— Start —

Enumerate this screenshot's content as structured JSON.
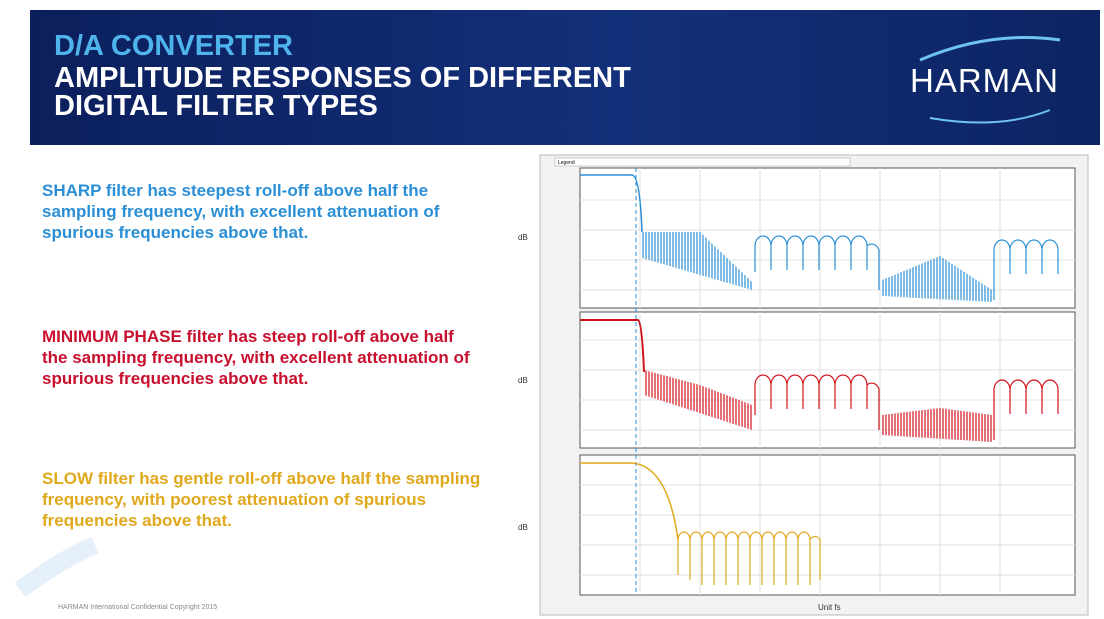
{
  "header": {
    "subtitle": "D/A CONVERTER",
    "title_lines": [
      "AMPLITUDE RESPONSES OF DIFFERENT",
      "DIGITAL FILTER TYPES"
    ],
    "logo": "HARMAN"
  },
  "paragraphs": [
    "SHARP filter has steepest roll-off above half the sampling frequency, with excellent attenuation of spurious frequencies above that.",
    "MINIMUM PHASE filter has steep roll-off above half the sampling frequency, with excellent attenuation of spurious frequencies above that.",
    "SLOW filter has gentle roll-off above half the sampling frequency, with poorest attenuation of spurious frequencies above that."
  ],
  "figure": {
    "legend_title": "Legend",
    "y_labels": [
      "dB",
      "dB",
      "dB"
    ],
    "x_label": "Unit fs"
  },
  "footer": "HARMAN International  Confidential  Copyright 2015"
}
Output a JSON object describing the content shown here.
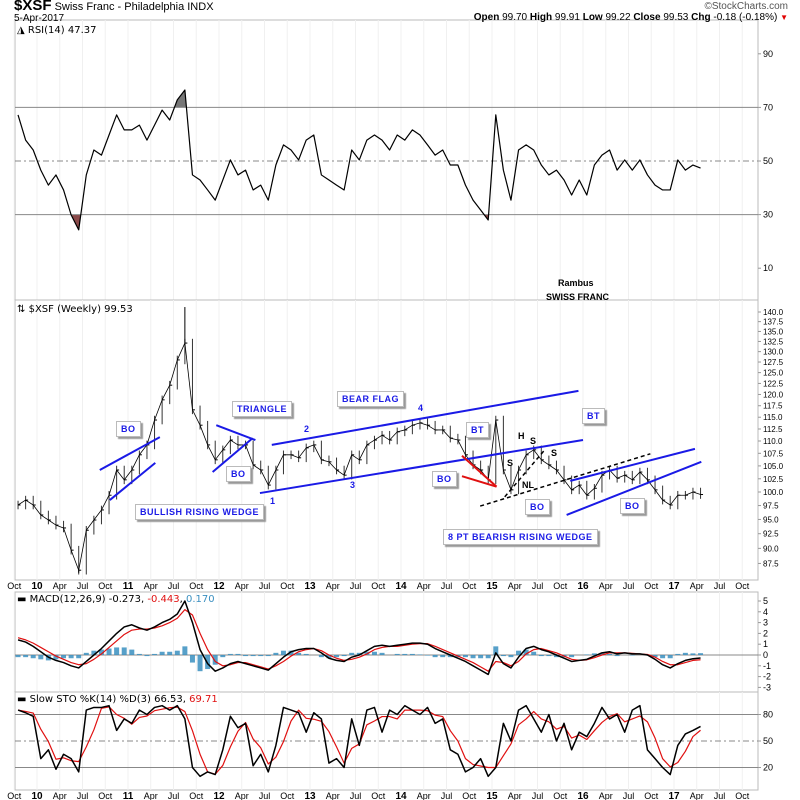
{
  "header": {
    "symbol": "$XSF",
    "name": "Swiss Franc - Philadelphia INDX",
    "date": "5-Apr-2017",
    "copyright": "©StockCharts.com",
    "open_label": "Open",
    "open": "99.70",
    "high_label": "High",
    "high": "99.91",
    "low_label": "Low",
    "low": "99.22",
    "close_label": "Close",
    "close": "99.53",
    "chg_label": "Chg",
    "chg": "-0.18 (-0.18%)",
    "down_color": "#e00000"
  },
  "annotations_text": {
    "author": "Rambus",
    "subject": "SWISS FRANC",
    "bo": "BO",
    "bt": "BT",
    "bullish_wedge": "BULLISH RISING WEDGE",
    "triangle": "TRIANGLE",
    "bear_flag": "BEAR FLAG",
    "bearish_wedge": "8 PT BEARISH RISING WEDGE",
    "p1": "1",
    "p2": "2",
    "p3": "3",
    "p4": "4",
    "h": "H",
    "s": "S",
    "nl": "NL"
  },
  "chart_data": {
    "type": "line",
    "start_month": "2009-10",
    "x_ticks": [
      {
        "label": "Oct",
        "date": "2009-10"
      },
      {
        "label": "10",
        "date": "2010-01"
      },
      {
        "label": "Apr",
        "date": "2010-04"
      },
      {
        "label": "Jul",
        "date": "2010-07"
      },
      {
        "label": "Oct",
        "date": "2010-10"
      },
      {
        "label": "11",
        "date": "2011-01"
      },
      {
        "label": "Apr",
        "date": "2011-04"
      },
      {
        "label": "Jul",
        "date": "2011-07"
      },
      {
        "label": "Oct",
        "date": "2011-10"
      },
      {
        "label": "12",
        "date": "2012-01"
      },
      {
        "label": "Apr",
        "date": "2012-04"
      },
      {
        "label": "Jul",
        "date": "2012-07"
      },
      {
        "label": "Oct",
        "date": "2012-10"
      },
      {
        "label": "13",
        "date": "2013-01"
      },
      {
        "label": "Apr",
        "date": "2013-04"
      },
      {
        "label": "Jul",
        "date": "2013-07"
      },
      {
        "label": "Oct",
        "date": "2013-10"
      },
      {
        "label": "14",
        "date": "2014-01"
      },
      {
        "label": "Apr",
        "date": "2014-04"
      },
      {
        "label": "Jul",
        "date": "2014-07"
      },
      {
        "label": "Oct",
        "date": "2014-10"
      },
      {
        "label": "15",
        "date": "2015-01"
      },
      {
        "label": "Apr",
        "date": "2015-04"
      },
      {
        "label": "Jul",
        "date": "2015-07"
      },
      {
        "label": "Oct",
        "date": "2015-10"
      },
      {
        "label": "16",
        "date": "2016-01"
      },
      {
        "label": "Apr",
        "date": "2016-04"
      },
      {
        "label": "Jul",
        "date": "2016-07"
      },
      {
        "label": "Oct",
        "date": "2016-10"
      },
      {
        "label": "17",
        "date": "2017-01"
      },
      {
        "label": "Apr",
        "date": "2017-04"
      },
      {
        "label": "Jul",
        "date": "2017-07"
      },
      {
        "label": "Oct",
        "date": "2017-10"
      }
    ],
    "rsi": {
      "legend": "RSI(14) 47.37",
      "y_ticks": [
        "90",
        "70",
        "50",
        "30",
        "10"
      ],
      "overbought": 70,
      "oversold": 30,
      "midline": 50,
      "values": [
        67.2,
        57.8,
        54.1,
        46.6,
        41,
        44.8,
        39.2,
        29.9,
        24.3,
        44.8,
        54.1,
        52.2,
        59.7,
        67.2,
        61.6,
        61.6,
        63.4,
        57.8,
        63.4,
        69,
        65.3,
        72.8,
        76.5,
        44.8,
        42.9,
        39.2,
        35.4,
        42.9,
        50.4,
        44.8,
        46.6,
        39.2,
        41,
        35.4,
        48.5,
        56,
        54.1,
        50.4,
        57.8,
        59.7,
        44.8,
        42.9,
        41,
        39.2,
        54.1,
        50.4,
        57.8,
        59.7,
        57.8,
        54.1,
        59.7,
        57.8,
        61.6,
        59.7,
        56,
        52.2,
        54.1,
        48.5,
        48.5,
        41,
        35.4,
        31.7,
        28,
        67.2,
        46.6,
        35.4,
        54.1,
        56,
        54.1,
        48.5,
        44.8,
        46.6,
        42.9,
        37.3,
        42.9,
        37.3,
        48.5,
        52.2,
        54.1,
        46.6,
        50.4,
        46.6,
        50.4,
        44.8,
        41,
        39.2,
        39.2,
        50.4,
        46.6,
        48.5,
        47.37
      ],
      "oversold_fill": "#8b4a4a",
      "overbought_fill": "#777777"
    },
    "price": {
      "legend": "$XSF (Weekly) 99.53",
      "scale": "log",
      "y_ticks": [
        "140.0",
        "137.5",
        "135.0",
        "132.5",
        "130.0",
        "127.5",
        "125.0",
        "122.5",
        "120.0",
        "117.5",
        "115.0",
        "112.5",
        "110.0",
        "107.5",
        "105.0",
        "102.5",
        "100.0",
        "97.5",
        "95.0",
        "92.5",
        "90.0",
        "87.5"
      ],
      "close": [
        97.6,
        98.5,
        97.6,
        95.8,
        94.9,
        94.0,
        93.5,
        89.7,
        86.4,
        93.1,
        94.9,
        96.7,
        99.4,
        104.2,
        102.3,
        104.2,
        107.2,
        109.2,
        114.4,
        118.8,
        122.1,
        128.0,
        132.1,
        116.6,
        113.3,
        109.2,
        106.2,
        108.2,
        110.2,
        109.2,
        109.2,
        105.2,
        104.2,
        101.3,
        104.2,
        107.2,
        107.2,
        106.6,
        108.6,
        109.2,
        106.2,
        105.8,
        104.2,
        103.2,
        107.2,
        106.2,
        109.2,
        110.2,
        111.2,
        110.2,
        111.9,
        112.3,
        113.3,
        113.8,
        113.3,
        112.3,
        112.3,
        110.6,
        110.2,
        107.2,
        105.2,
        104.2,
        102.3,
        114.4,
        104.2,
        100.4,
        104.2,
        107.2,
        108.2,
        106.2,
        105.2,
        104.2,
        102.3,
        100.4,
        101.3,
        99.4,
        100.7,
        103.2,
        104.2,
        102.6,
        103.2,
        102.3,
        103.8,
        102.3,
        100.4,
        98.5,
        97.6,
        99.4,
        99.4,
        100.0,
        99.53
      ],
      "period_high": 141.3,
      "period_low": 86.0,
      "trendlines": [
        {
          "color": "#1a1ae6",
          "style": "solid",
          "from": [
            2010.69,
            104.2
          ],
          "to": [
            2011.35,
            110.8
          ]
        },
        {
          "color": "#1a1ae6",
          "style": "solid",
          "from": [
            2010.8,
            98.5
          ],
          "to": [
            2011.3,
            105.6
          ]
        },
        {
          "color": "#1a1ae6",
          "style": "solid",
          "from": [
            2011.97,
            113.3
          ],
          "to": [
            2012.4,
            110.2
          ]
        },
        {
          "color": "#1a1ae6",
          "style": "solid",
          "from": [
            2011.93,
            103.8
          ],
          "to": [
            2012.37,
            110.6
          ]
        },
        {
          "color": "#1a1ae6",
          "style": "solid",
          "from": [
            2012.58,
            109.2
          ],
          "to": [
            2015.95,
            120.8
          ]
        },
        {
          "color": "#1a1ae6",
          "style": "solid",
          "from": [
            2012.45,
            99.8
          ],
          "to": [
            2016.0,
            110.2
          ]
        },
        {
          "color": "#e01010",
          "style": "solid",
          "from": [
            2014.67,
            107.0
          ],
          "to": [
            2015.05,
            101.0
          ]
        },
        {
          "color": "#e01010",
          "style": "solid",
          "from": [
            2014.67,
            103.0
          ],
          "to": [
            2015.05,
            101.0
          ]
        },
        {
          "color": "#000000",
          "style": "dashed",
          "from": [
            2014.87,
            97.4
          ],
          "to": [
            2016.74,
            107.4
          ]
        },
        {
          "color": "#000000",
          "style": "dashed",
          "from": [
            2015.14,
            99.1
          ],
          "to": [
            2015.58,
            108.2
          ]
        },
        {
          "color": "#1a1ae6",
          "style": "solid",
          "from": [
            2015.86,
            102.1
          ],
          "to": [
            2017.23,
            108.4
          ]
        },
        {
          "color": "#1a1ae6",
          "style": "solid",
          "from": [
            2015.82,
            95.8
          ],
          "to": [
            2017.3,
            105.8
          ]
        }
      ]
    },
    "macd": {
      "legend_name": "MACD(12,26,9)",
      "legend_macd": "-0.273",
      "legend_signal": "-0.443",
      "legend_hist": "0.170",
      "y_ticks": [
        "5",
        "4",
        "3",
        "2",
        "1",
        "0",
        "-1",
        "-2",
        "-3"
      ],
      "macd": [
        1.4,
        1.2,
        0.8,
        0.3,
        -0.2,
        -0.5,
        -0.7,
        -1.0,
        -1.2,
        -0.6,
        0.0,
        0.6,
        1.3,
        2.0,
        2.6,
        2.8,
        2.5,
        2.3,
        2.6,
        3.0,
        3.3,
        3.8,
        5.0,
        3.0,
        0.5,
        -0.8,
        -1.5,
        -1.2,
        -0.8,
        -0.6,
        -0.8,
        -1.0,
        -1.2,
        -1.4,
        -0.8,
        -0.2,
        0.3,
        0.5,
        0.6,
        0.6,
        0.2,
        -0.3,
        -0.5,
        -0.6,
        -0.2,
        0.0,
        0.4,
        0.8,
        0.9,
        0.8,
        0.9,
        1.0,
        1.1,
        1.1,
        1.0,
        0.6,
        0.3,
        0.0,
        -0.3,
        -0.6,
        -1.0,
        -1.4,
        -1.8,
        0.2,
        -0.8,
        -1.2,
        -0.2,
        0.6,
        0.8,
        0.5,
        0.3,
        0.0,
        -0.3,
        -0.6,
        -0.5,
        -0.4,
        -0.1,
        0.2,
        0.3,
        0.1,
        0.2,
        0.1,
        0.1,
        0.0,
        -0.4,
        -0.9,
        -1.2,
        -0.8,
        -0.5,
        -0.35,
        -0.273
      ],
      "signal": [
        1.6,
        1.4,
        1.1,
        0.7,
        0.3,
        -0.1,
        -0.4,
        -0.7,
        -0.9,
        -0.8,
        -0.4,
        0.1,
        0.7,
        1.3,
        1.9,
        2.3,
        2.4,
        2.4,
        2.5,
        2.7,
        3.0,
        3.4,
        4.2,
        3.7,
        2.0,
        0.5,
        -0.6,
        -1.0,
        -0.9,
        -0.7,
        -0.7,
        -0.9,
        -1.1,
        -1.3,
        -1.0,
        -0.6,
        -0.1,
        0.3,
        0.5,
        0.6,
        0.4,
        0.0,
        -0.3,
        -0.5,
        -0.4,
        -0.2,
        0.1,
        0.5,
        0.7,
        0.8,
        0.8,
        0.9,
        1.0,
        1.05,
        1.05,
        0.8,
        0.5,
        0.2,
        -0.1,
        -0.4,
        -0.7,
        -1.1,
        -1.5,
        -0.6,
        -0.7,
        -1.0,
        -0.6,
        0.1,
        0.5,
        0.6,
        0.4,
        0.2,
        -0.1,
        -0.4,
        -0.5,
        -0.45,
        -0.25,
        0.0,
        0.2,
        0.2,
        0.2,
        0.15,
        0.1,
        0.05,
        -0.2,
        -0.6,
        -0.9,
        -0.9,
        -0.7,
        -0.5,
        -0.443
      ],
      "macd_color": "#000000",
      "signal_color": "#e01010",
      "hist_color": "#3a8fc0"
    },
    "sto": {
      "legend_name": "Slow STO %K(14) %D(3)",
      "legend_k": "66.53",
      "legend_d": "69.71",
      "y_ticks": [
        "80",
        "50",
        "20"
      ],
      "k": [
        85,
        82,
        78,
        30,
        40,
        18,
        35,
        30,
        15,
        85,
        88,
        88,
        90,
        62,
        75,
        70,
        85,
        80,
        88,
        90,
        85,
        90,
        75,
        20,
        10,
        15,
        12,
        40,
        78,
        65,
        70,
        22,
        35,
        15,
        45,
        88,
        85,
        82,
        60,
        82,
        75,
        25,
        30,
        20,
        75,
        45,
        85,
        88,
        60,
        85,
        80,
        90,
        85,
        80,
        88,
        70,
        75,
        40,
        35,
        15,
        20,
        30,
        10,
        20,
        70,
        50,
        85,
        90,
        75,
        60,
        80,
        50,
        70,
        40,
        60,
        55,
        70,
        88,
        75,
        80,
        60,
        85,
        90,
        40,
        30,
        20,
        12,
        45,
        58,
        62,
        66.53
      ],
      "k_color": "#000000",
      "d_color": "#e01010"
    }
  }
}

— End —

• _Your task_
Answer only with how many lines in the records include "attenuation".

• _Final result_
3